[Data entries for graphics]
------------

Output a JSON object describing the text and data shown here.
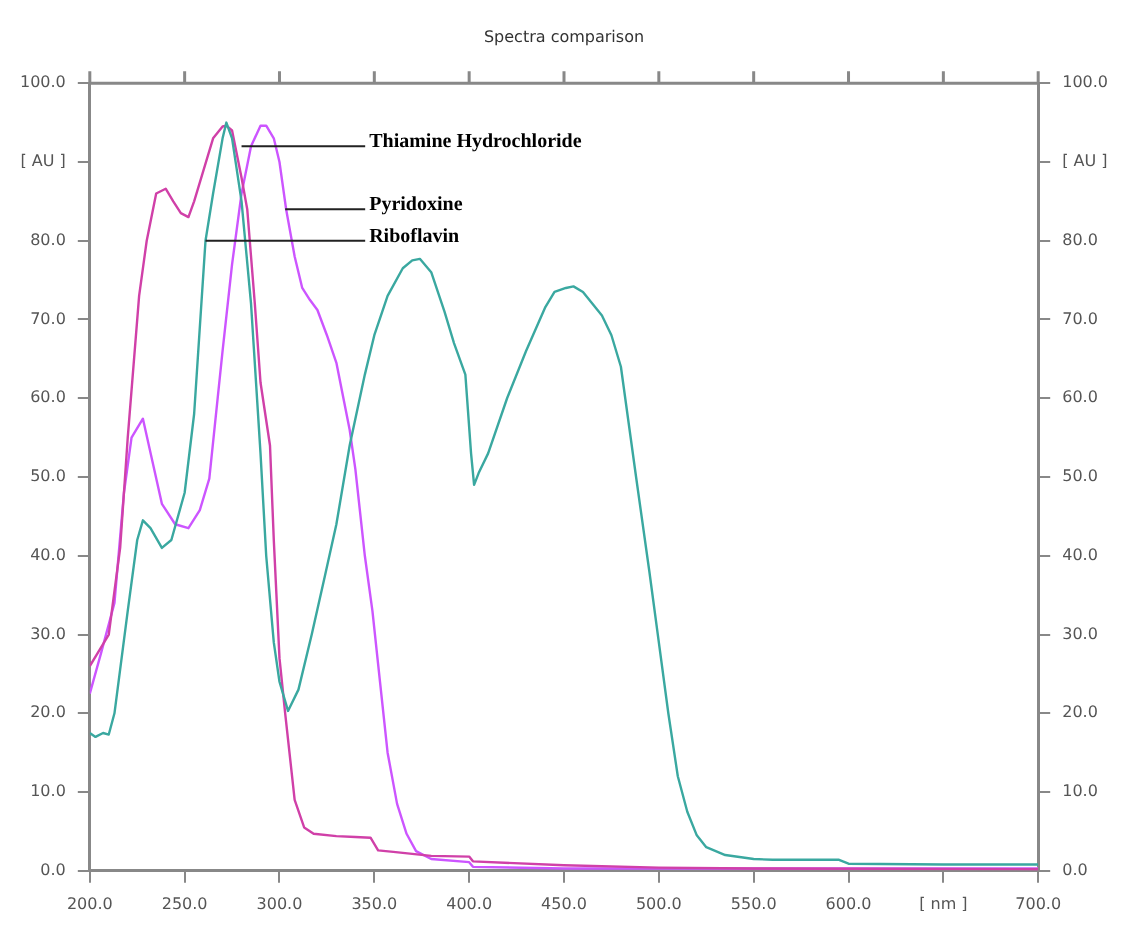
{
  "chart_data": {
    "type": "line",
    "title": "Spectra comparison",
    "xlim": [
      200,
      700
    ],
    "xticks": [
      {
        "value": 200,
        "label": "200.0"
      },
      {
        "value": 250,
        "label": "250.0"
      },
      {
        "value": 300,
        "label": "300.0"
      },
      {
        "value": 350,
        "label": "350.0"
      },
      {
        "value": 400,
        "label": "400.0"
      },
      {
        "value": 450,
        "label": "450.0"
      },
      {
        "value": 500,
        "label": "500.0"
      },
      {
        "value": 550,
        "label": "550.0"
      },
      {
        "value": 600,
        "label": "600.0"
      },
      {
        "value": 650,
        "label": "[ nm ]"
      },
      {
        "value": 700,
        "label": "700.0"
      }
    ],
    "ylim": [
      0,
      100
    ],
    "yticks": [
      {
        "value": 0,
        "label": "0.0"
      },
      {
        "value": 10,
        "label": "10.0"
      },
      {
        "value": 20,
        "label": "20.0"
      },
      {
        "value": 30,
        "label": "30.0"
      },
      {
        "value": 40,
        "label": "40.0"
      },
      {
        "value": 50,
        "label": "50.0"
      },
      {
        "value": 60,
        "label": "60.0"
      },
      {
        "value": 70,
        "label": "70.0"
      },
      {
        "value": 80,
        "label": "80.0"
      },
      {
        "value": 90,
        "label": "[ AU ]"
      },
      {
        "value": 100,
        "label": "100.0"
      }
    ],
    "y2lim": [
      0,
      100
    ],
    "y2ticks": [
      {
        "value": 0,
        "label": "0.0"
      },
      {
        "value": 10,
        "label": "10.0"
      },
      {
        "value": 20,
        "label": "20.0"
      },
      {
        "value": 30,
        "label": "30.0"
      },
      {
        "value": 40,
        "label": "40.0"
      },
      {
        "value": 50,
        "label": "50.0"
      },
      {
        "value": 60,
        "label": "60.0"
      },
      {
        "value": 70,
        "label": "70.0"
      },
      {
        "value": 80,
        "label": "80.0"
      },
      {
        "value": 90,
        "label": "[ AU ]"
      },
      {
        "value": 100,
        "label": "100.0"
      }
    ],
    "grid": false,
    "legend": false,
    "marker": "none",
    "line_style": "solid",
    "series": [
      {
        "color": "#3aa8a0",
        "x": [
          200,
          203,
          207,
          210,
          213,
          220,
          225,
          228,
          232,
          238,
          243,
          250,
          255,
          261,
          265,
          270,
          272,
          275,
          280,
          285,
          290,
          293,
          297,
          300,
          304.5,
          310,
          317,
          324,
          330,
          337,
          345,
          350,
          357,
          365,
          370,
          374,
          380,
          387,
          392,
          398,
          401,
          402.6,
          405,
          410,
          420,
          430,
          440,
          445,
          451,
          455,
          460,
          465,
          470,
          475,
          480,
          488,
          495,
          500,
          505,
          510,
          515,
          520,
          525,
          535,
          550,
          560,
          595,
          600,
          650,
          700
        ],
        "values": [
          17.5,
          17,
          17.5,
          17.3,
          20,
          33,
          42,
          44.5,
          43.5,
          41,
          42,
          48,
          58,
          80,
          86,
          93,
          95,
          93,
          85,
          72,
          53,
          40,
          29,
          24,
          20.3,
          23,
          30,
          37.5,
          44,
          54,
          63,
          68,
          73,
          76.5,
          77.5,
          77.7,
          76,
          71,
          67,
          63,
          53,
          49,
          50.5,
          53,
          60,
          66,
          71.5,
          73.5,
          74,
          74.2,
          73.5,
          72,
          70.5,
          68,
          64,
          50,
          38,
          29,
          20,
          12,
          7.5,
          4.5,
          3,
          2,
          1.5,
          1.4,
          1.4,
          0.9,
          0.8,
          0.8
        ]
      },
      {
        "color": "#d040a8",
        "x": [
          200,
          205,
          210,
          216,
          220,
          226,
          230,
          235,
          240,
          244,
          248,
          252,
          255,
          260,
          265,
          270,
          272,
          275,
          280,
          283,
          287,
          290,
          295,
          297,
          300,
          303,
          308,
          313,
          318,
          330,
          340,
          348,
          352,
          360,
          380,
          400,
          402,
          450,
          500,
          550,
          700
        ],
        "values": [
          26,
          28,
          30,
          41,
          55,
          73,
          80,
          86,
          86.6,
          85,
          83.5,
          83,
          85,
          89,
          93,
          94.5,
          94.6,
          94,
          88,
          84,
          72,
          62,
          54,
          42,
          27,
          20,
          9,
          5.5,
          4.7,
          4.4,
          4.3,
          4.2,
          2.6,
          2.4,
          1.9,
          1.8,
          1.2,
          0.7,
          0.4,
          0.3,
          0.2
        ]
      },
      {
        "color": "#cc55ff",
        "x": [
          200,
          206,
          213,
          218,
          222,
          228,
          233,
          238,
          245,
          252,
          258,
          263,
          270,
          275,
          280,
          285,
          290,
          293,
          297,
          300,
          303.5,
          308,
          312,
          316,
          320,
          325,
          330,
          337,
          340,
          345,
          349,
          353,
          357,
          362,
          367,
          372,
          380,
          400,
          402,
          450,
          700
        ],
        "values": [
          22.5,
          27.7,
          34,
          48,
          55,
          57.4,
          52,
          46.6,
          44,
          43.5,
          45.8,
          49.8,
          66,
          77,
          86,
          92,
          94.6,
          94.6,
          93,
          90,
          84,
          78,
          74,
          72.5,
          71.2,
          68,
          64.5,
          56,
          51,
          40,
          33,
          24,
          15,
          8.5,
          4.7,
          2.5,
          1.5,
          1.1,
          0.5,
          0.3,
          0.3
        ]
      }
    ],
    "annotations": [
      {
        "text": "Thiamine Hydrochloride",
        "x": 280,
        "y": 92
      },
      {
        "text": "Pyridoxine",
        "x": 303,
        "y": 84
      },
      {
        "text": "Riboflavin",
        "x": 261,
        "y": 80
      }
    ]
  }
}
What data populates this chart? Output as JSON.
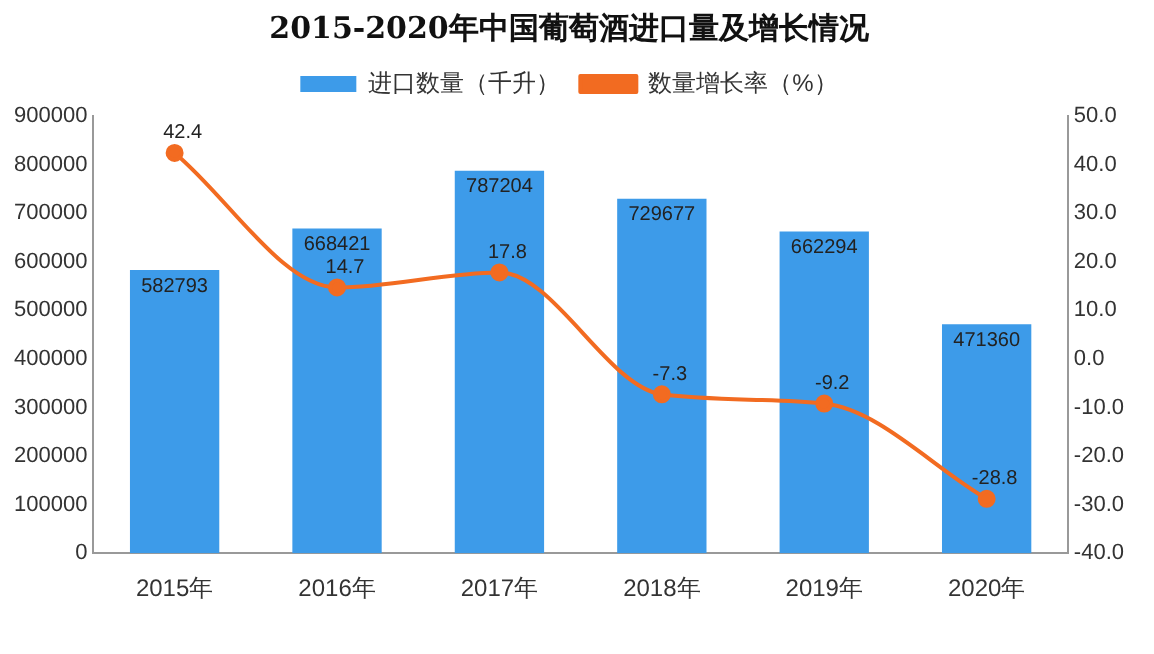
{
  "chart_data": {
    "type": "bar",
    "title": "2015-2020年中国葡萄酒进口量及增长情况",
    "categories": [
      "2015年",
      "2016年",
      "2017年",
      "2018年",
      "2019年",
      "2020年"
    ],
    "series": [
      {
        "name": "进口数量（千升）",
        "color": "#3d9be9",
        "values": [
          582793,
          668421,
          787204,
          729677,
          662294,
          471360
        ]
      },
      {
        "name": "数量增长率（%）",
        "type": "line",
        "axis": "y2",
        "color": "#f26b21",
        "values": [
          42.4,
          14.7,
          17.8,
          -7.3,
          -9.2,
          -28.8
        ]
      }
    ],
    "ylim": [
      0,
      900000
    ],
    "yticks": [
      0,
      100000,
      200000,
      300000,
      400000,
      500000,
      600000,
      700000,
      800000,
      900000
    ],
    "y2lim": [
      -40,
      50
    ],
    "y2ticks": [
      {
        "value": -40,
        "label": "-40.0"
      },
      {
        "value": -30,
        "label": "-30.0"
      },
      {
        "value": -20,
        "label": "-20.0"
      },
      {
        "value": -10,
        "label": "-10.0"
      },
      {
        "value": 0,
        "label": "0.0"
      },
      {
        "value": 10,
        "label": "10.0"
      },
      {
        "value": 20,
        "label": "20.0"
      },
      {
        "value": 30,
        "label": "30.0"
      },
      {
        "value": 40,
        "label": "40.0"
      },
      {
        "value": 50,
        "label": "50.0"
      }
    ],
    "legend": "top",
    "marker": "circle",
    "data_labels": true,
    "grid": false
  }
}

------------

- [AIM OF THE TASK]: All of the records need repeating exactly, except for the pictures.

- [THE RESPONSE]:
Output a JSON object describing the text and data shown here.
{
  "chart_data": {
    "type": "line",
    "title": "Spectra comparison",
    "xlim": [
      200,
      700
    ],
    "xticks": [
      {
        "value": 200,
        "label": "200.0"
      },
      {
        "value": 250,
        "label": "250.0"
      },
      {
        "value": 300,
        "label": "300.0"
      },
      {
        "value": 350,
        "label": "350.0"
      },
      {
        "value": 400,
        "label": "400.0"
      },
      {
        "value": 450,
        "label": "450.0"
      },
      {
        "value": 500,
        "label": "500.0"
      },
      {
        "value": 550,
        "label": "550.0"
      },
      {
        "value": 600,
        "label": "600.0"
      },
      {
        "value": 650,
        "label": "[ nm ]"
      },
      {
        "value": 700,
        "label": "700.0"
      }
    ],
    "ylim": [
      0,
      100
    ],
    "yticks": [
      {
        "value": 0,
        "label": "0.0"
      },
      {
        "value": 10,
        "label": "10.0"
      },
      {
        "value": 20,
        "label": "20.0"
      },
      {
        "value": 30,
        "label": "30.0"
      },
      {
        "value": 40,
        "label": "40.0"
      },
      {
        "value": 50,
        "label": "50.0"
      },
      {
        "value": 60,
        "label": "60.0"
      },
      {
        "value": 70,
        "label": "70.0"
      },
      {
        "value": 80,
        "label": "80.0"
      },
      {
        "value": 90,
        "label": "[ AU ]"
      },
      {
        "value": 100,
        "label": "100.0"
      }
    ],
    "y2lim": [
      0,
      100
    ],
    "y2ticks": [
      {
        "value": 0,
        "label": "0.0"
      },
      {
        "value": 10,
        "label": "10.0"
      },
      {
        "value": 20,
        "label": "20.0"
      },
      {
        "value": 30,
        "label": "30.0"
      },
      {
        "value": 40,
        "label": "40.0"
      },
      {
        "value": 50,
        "label": "50.0"
      },
      {
        "value": 60,
        "label": "60.0"
      },
      {
        "value": 70,
        "label": "70.0"
      },
      {
        "value": 80,
        "label": "80.0"
      },
      {
        "value": 90,
        "label": "[ AU ]"
      },
      {
        "value": 100,
        "label": "100.0"
      }
    ],
    "grid": false,
    "legend": false,
    "marker": "none",
    "line_style": "solid",
    "series": [
      {
        "color": "#3aa8a0",
        "x": [
          200,
          203,
          207,
          210,
          213,
          220,
          225,
          228,
          232,
          238,
          243,
          250,
          255,
          261,
          265,
          270,
          272,
          275,
          280,
          285,
          290,
          293,
          297,
          300,
          304.5,
          310,
          317,
          324,
          330,
          337,
          345,
          350,
          357,
          365,
          370,
          374,
          380,
          387,
          392,
          398,
          401,
          402.6,
          405,
          410,
          420,
          430,
          440,
          445,
          451,
          455,
          460,
          465,
          470,
          475,
          480,
          488,
          495,
          500,
          505,
          510,
          515,
          520,
          525,
          535,
          550,
          560,
          595,
          600,
          650,
          700
        ],
        "values": [
          17.5,
          17,
          17.5,
          17.3,
          20,
          33,
          42,
          44.5,
          43.5,
          41,
          42,
          48,
          58,
          80,
          86,
          93,
          95,
          93,
          85,
          72,
          53,
          40,
          29,
          24,
          20.3,
          23,
          30,
          37.5,
          44,
          54,
          63,
          68,
          73,
          76.5,
          77.5,
          77.7,
          76,
          71,
          67,
          63,
          53,
          49,
          50.5,
          53,
          60,
          66,
          71.5,
          73.5,
          74,
          74.2,
          73.5,
          72,
          70.5,
          68,
          64,
          50,
          38,
          29,
          20,
          12,
          7.5,
          4.5,
          3,
          2,
          1.5,
          1.4,
          1.4,
          0.9,
          0.8,
          0.8
        ]
      },
      {
        "color": "#d040a8",
        "x": [
          200,
          205,
          210,
          216,
          220,
          226,
          230,
          235,
          240,
          244,
          248,
          252,
          255,
          260,
          265,
          270,
          272,
          275,
          280,
          283,
          287,
          290,
          295,
          297,
          300,
          303,
          308,
          313,
          318,
          330,
          340,
          348,
          352,
          360,
          380,
          400,
          402,
          450,
          500,
          550,
          700
        ],
        "values": [
          26,
          28,
          30,
          41,
          55,
          73,
          80,
          86,
          86.6,
          85,
          83.5,
          83,
          85,
          89,
          93,
          94.5,
          94.6,
          94,
          88,
          84,
          72,
          62,
          54,
          42,
          27,
          20,
          9,
          5.5,
          4.7,
          4.4,
          4.3,
          4.2,
          2.6,
          2.4,
          1.9,
          1.8,
          1.2,
          0.7,
          0.4,
          0.3,
          0.2
        ]
      },
      {
        "color": "#cc55ff",
        "x": [
          200,
          206,
          213,
          218,
          222,
          228,
          233,
          238,
          245,
          252,
          258,
          263,
          270,
          275,
          280,
          285,
          290,
          293,
          297,
          300,
          303.5,
          308,
          312,
          316,
          320,
          325,
          330,
          337,
          340,
          345,
          349,
          353,
          357,
          362,
          367,
          372,
          380,
          400,
          402,
          450,
          700
        ],
        "values": [
          22.5,
          27.7,
          34,
          48,
          55,
          57.4,
          52,
          46.6,
          44,
          43.5,
          45.8,
          49.8,
          66,
          77,
          86,
          92,
          94.6,
          94.6,
          93,
          90,
          84,
          78,
          74,
          72.5,
          71.2,
          68,
          64.5,
          56,
          51,
          40,
          33,
          24,
          15,
          8.5,
          4.7,
          2.5,
          1.5,
          1.1,
          0.5,
          0.3,
          0.3
        ]
      }
    ],
    "annotations": [
      {
        "text": "Thiamine Hydrochloride",
        "x": 280,
        "y": 92
      },
      {
        "text": "Pyridoxine",
        "x": 303,
        "y": 84
      },
      {
        "text": "Riboflavin",
        "x": 261,
        "y": 80
      }
    ]
  }
}
What data populates this chart? Output as JSON.
{
  "chart_data": {
    "type": "bar",
    "title": "2015-2020年中国葡萄酒进口量及增长情况",
    "categories": [
      "2015年",
      "2016年",
      "2017年",
      "2018年",
      "2019年",
      "2020年"
    ],
    "series": [
      {
        "name": "进口数量（千升）",
        "color": "#3d9be9",
        "values": [
          582793,
          668421,
          787204,
          729677,
          662294,
          471360
        ]
      },
      {
        "name": "数量增长率（%）",
        "type": "line",
        "axis": "y2",
        "color": "#f26b21",
        "values": [
          42.4,
          14.7,
          17.8,
          -7.3,
          -9.2,
          -28.8
        ]
      }
    ],
    "ylim": [
      0,
      900000
    ],
    "yticks": [
      0,
      100000,
      200000,
      300000,
      400000,
      500000,
      600000,
      700000,
      800000,
      900000
    ],
    "y2lim": [
      -40,
      50
    ],
    "y2ticks": [
      {
        "value": -40,
        "label": "-40.0"
      },
      {
        "value": -30,
        "label": "-30.0"
      },
      {
        "value": -20,
        "label": "-20.0"
      },
      {
        "value": -10,
        "label": "-10.0"
      },
      {
        "value": 0,
        "label": "0.0"
      },
      {
        "value": 10,
        "label": "10.0"
      },
      {
        "value": 20,
        "label": "20.0"
      },
      {
        "value": 30,
        "label": "30.0"
      },
      {
        "value": 40,
        "label": "40.0"
      },
      {
        "value": 50,
        "label": "50.0"
      }
    ],
    "legend": "top",
    "marker": "circle",
    "data_labels": true,
    "grid": false
  }
}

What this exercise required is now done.